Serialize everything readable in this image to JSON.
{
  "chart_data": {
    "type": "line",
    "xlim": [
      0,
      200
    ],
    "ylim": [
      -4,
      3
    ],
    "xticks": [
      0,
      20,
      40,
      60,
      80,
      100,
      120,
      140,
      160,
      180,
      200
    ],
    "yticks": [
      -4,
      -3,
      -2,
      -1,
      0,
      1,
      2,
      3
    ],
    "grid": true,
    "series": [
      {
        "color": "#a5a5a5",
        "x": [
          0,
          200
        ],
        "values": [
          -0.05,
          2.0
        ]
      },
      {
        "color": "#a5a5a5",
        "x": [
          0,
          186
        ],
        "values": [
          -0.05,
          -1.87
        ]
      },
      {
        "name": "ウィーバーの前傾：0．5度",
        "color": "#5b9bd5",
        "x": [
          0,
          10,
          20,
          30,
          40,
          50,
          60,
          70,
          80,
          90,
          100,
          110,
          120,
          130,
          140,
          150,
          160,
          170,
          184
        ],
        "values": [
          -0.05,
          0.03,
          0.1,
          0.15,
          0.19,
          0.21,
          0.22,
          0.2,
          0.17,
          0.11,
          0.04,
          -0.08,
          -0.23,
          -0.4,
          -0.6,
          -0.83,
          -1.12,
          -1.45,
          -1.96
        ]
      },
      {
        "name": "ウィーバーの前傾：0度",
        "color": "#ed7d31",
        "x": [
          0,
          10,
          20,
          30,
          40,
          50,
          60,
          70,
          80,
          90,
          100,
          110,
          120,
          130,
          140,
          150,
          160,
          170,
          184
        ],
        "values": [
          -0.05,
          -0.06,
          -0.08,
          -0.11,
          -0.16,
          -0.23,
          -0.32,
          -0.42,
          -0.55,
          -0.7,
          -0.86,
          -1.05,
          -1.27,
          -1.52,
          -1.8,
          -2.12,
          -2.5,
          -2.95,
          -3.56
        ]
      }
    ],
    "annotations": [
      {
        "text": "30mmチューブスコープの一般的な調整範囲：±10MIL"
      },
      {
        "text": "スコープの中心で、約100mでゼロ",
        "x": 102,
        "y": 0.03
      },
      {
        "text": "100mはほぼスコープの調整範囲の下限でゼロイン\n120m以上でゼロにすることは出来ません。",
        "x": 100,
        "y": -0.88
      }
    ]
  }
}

*****

- PROBLEM STATEMENT
Repeat all the records. Match each line exactly.

- RESPONSE BELOW
Serialize everything readable in this image to JSON.
{
  "chart_data": {
    "type": "line",
    "xlim": [
      0,
      200
    ],
    "ylim": [
      -4,
      3
    ],
    "xticks": [
      0,
      20,
      40,
      60,
      80,
      100,
      120,
      140,
      160,
      180,
      200
    ],
    "yticks": [
      -4,
      -3,
      -2,
      -1,
      0,
      1,
      2,
      3
    ],
    "grid": true,
    "series": [
      {
        "color": "#a5a5a5",
        "x": [
          0,
          200
        ],
        "values": [
          -0.05,
          2.0
        ]
      },
      {
        "color": "#a5a5a5",
        "x": [
          0,
          186
        ],
        "values": [
          -0.05,
          -1.87
        ]
      },
      {
        "name": "ウィーバーの前傾：0．5度",
        "color": "#5b9bd5",
        "x": [
          0,
          10,
          20,
          30,
          40,
          50,
          60,
          70,
          80,
          90,
          100,
          110,
          120,
          130,
          140,
          150,
          160,
          170,
          184
        ],
        "values": [
          -0.05,
          0.03,
          0.1,
          0.15,
          0.19,
          0.21,
          0.22,
          0.2,
          0.17,
          0.11,
          0.04,
          -0.08,
          -0.23,
          -0.4,
          -0.6,
          -0.83,
          -1.12,
          -1.45,
          -1.96
        ]
      },
      {
        "name": "ウィーバーの前傾：0度",
        "color": "#ed7d31",
        "x": [
          0,
          10,
          20,
          30,
          40,
          50,
          60,
          70,
          80,
          90,
          100,
          110,
          120,
          130,
          140,
          150,
          160,
          170,
          184
        ],
        "values": [
          -0.05,
          -0.06,
          -0.08,
          -0.11,
          -0.16,
          -0.23,
          -0.32,
          -0.42,
          -0.55,
          -0.7,
          -0.86,
          -1.05,
          -1.27,
          -1.52,
          -1.8,
          -2.12,
          -2.5,
          -2.95,
          -3.56
        ]
      }
    ],
    "annotations": [
      {
        "text": "30mmチューブスコープの一般的な調整範囲：±10MIL"
      },
      {
        "text": "スコープの中心で、約100mでゼロ",
        "x": 102,
        "y": 0.03
      },
      {
        "text": "100mはほぼスコープの調整範囲の下限でゼロイン\n120m以上でゼロにすることは出来ません。",
        "x": 100,
        "y": -0.88
      }
    ]
  }
}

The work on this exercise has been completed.